Task goal:
Restate the records below word for word, leaving nothing out.

Entries supplied:
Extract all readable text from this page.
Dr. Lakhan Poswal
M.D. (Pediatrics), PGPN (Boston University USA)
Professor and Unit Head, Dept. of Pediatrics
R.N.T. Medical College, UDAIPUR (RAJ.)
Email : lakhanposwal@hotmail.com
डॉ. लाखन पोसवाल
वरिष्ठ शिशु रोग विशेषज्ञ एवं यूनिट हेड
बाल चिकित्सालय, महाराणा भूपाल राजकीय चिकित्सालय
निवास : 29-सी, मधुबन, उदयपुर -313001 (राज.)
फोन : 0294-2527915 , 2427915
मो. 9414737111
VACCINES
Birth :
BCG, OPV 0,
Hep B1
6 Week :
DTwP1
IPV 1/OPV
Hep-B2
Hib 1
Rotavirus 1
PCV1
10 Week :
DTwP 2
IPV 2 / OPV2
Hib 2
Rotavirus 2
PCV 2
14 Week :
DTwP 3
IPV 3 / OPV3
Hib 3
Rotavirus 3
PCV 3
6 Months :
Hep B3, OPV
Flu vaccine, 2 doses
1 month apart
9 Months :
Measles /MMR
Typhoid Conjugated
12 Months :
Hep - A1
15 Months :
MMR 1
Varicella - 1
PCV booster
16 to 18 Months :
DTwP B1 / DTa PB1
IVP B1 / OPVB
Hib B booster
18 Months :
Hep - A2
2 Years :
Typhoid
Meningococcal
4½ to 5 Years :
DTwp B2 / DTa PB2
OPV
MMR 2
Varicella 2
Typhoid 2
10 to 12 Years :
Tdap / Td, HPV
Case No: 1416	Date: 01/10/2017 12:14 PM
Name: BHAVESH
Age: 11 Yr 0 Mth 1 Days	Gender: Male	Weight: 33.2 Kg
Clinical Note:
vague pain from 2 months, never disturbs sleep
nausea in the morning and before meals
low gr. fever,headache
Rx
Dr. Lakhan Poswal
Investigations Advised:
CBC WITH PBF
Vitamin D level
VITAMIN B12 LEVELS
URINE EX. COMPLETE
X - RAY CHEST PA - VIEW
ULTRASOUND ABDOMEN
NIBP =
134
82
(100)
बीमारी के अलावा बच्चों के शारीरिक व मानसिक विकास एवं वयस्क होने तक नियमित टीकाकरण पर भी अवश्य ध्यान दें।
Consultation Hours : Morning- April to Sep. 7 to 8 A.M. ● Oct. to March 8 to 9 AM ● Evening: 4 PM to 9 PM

Answer to this task:
Extract all readable text from this page.
Dr. Lakhan Poswal
M.D. (Pediatrics), PGPN (Boston University USA)
Professor and Unit Head, Dept. of Pediatrics
R.N.T. Medical College, UDAIPUR (RAJ.)
Email : lakhanposwal@hotmail.com
डॉ. लाखन पोसवाल
वरिष्ठ शिशु रोग विशेषज्ञ एवं यूनिट हेड
बाल चिकित्सालय, महाराणा भूपाल राजकीय चिकित्सालय
निवास : 29-सी, मधुबन, उदयपुर -313001 (राज.)
फोन : 0294-2527915 , 2427915
मो. 9414737111
VACCINES
Birth :
BCG, OPV 0,
Hep B1
6 Week :
DTwP1
IPV 1/OPV
Hep-B2
Hib 1
Rotavirus 1
PCV1
10 Week :
DTwP 2
IPV 2 / OPV2
Hib 2
Rotavirus 2
PCV 2
14 Week :
DTwP 3
IPV 3 / OPV3
Hib 3
Rotavirus 3
PCV 3
6 Months :
Hep B3, OPV
Flu vaccine, 2 doses
1 month apart
9 Months :
Measles /MMR
Typhoid Conjugated
12 Months :
Hep - A1
15 Months :
MMR 1
Varicella - 1
PCV booster
16 to 18 Months :
DTwP B1 / DTa PB1
IVP B1 / OPVB
Hib B booster
18 Months :
Hep - A2
2 Years :
Typhoid
Meningococcal
4½ to 5 Years :
DTwp B2 / DTa PB2
OPV
MMR 2
Varicella 2
Typhoid 2
10 to 12 Years :
Tdap / Td, HPV
Case No: 1416	Date: 01/10/2017 12:14 PM
Name: BHAVESH
Age: 11 Yr 0 Mth 1 Days	Gender: Male	Weight: 33.2 Kg
Clinical Note:
vague pain from 2 months, never disturbs sleep
nausea in the morning and before meals
low gr. fever,headache
Rx
Dr. Lakhan Poswal
Investigations Advised:
CBC WITH PBF
Vitamin D level
VITAMIN B12 LEVELS
URINE EX. COMPLETE
X - RAY CHEST PA - VIEW
ULTRASOUND ABDOMEN
NIBP =
134
82
(100)
बीमारी के अलावा बच्चों के शारीरिक व मानसिक विकास एवं वयस्क होने तक नियमित टीकाकरण पर भी अवश्य ध्यान दें।
Consultation Hours : Morning- April to Sep. 7 to 8 A.M. ● Oct. to March 8 to 9 AM ● Evening: 4 PM to 9 PM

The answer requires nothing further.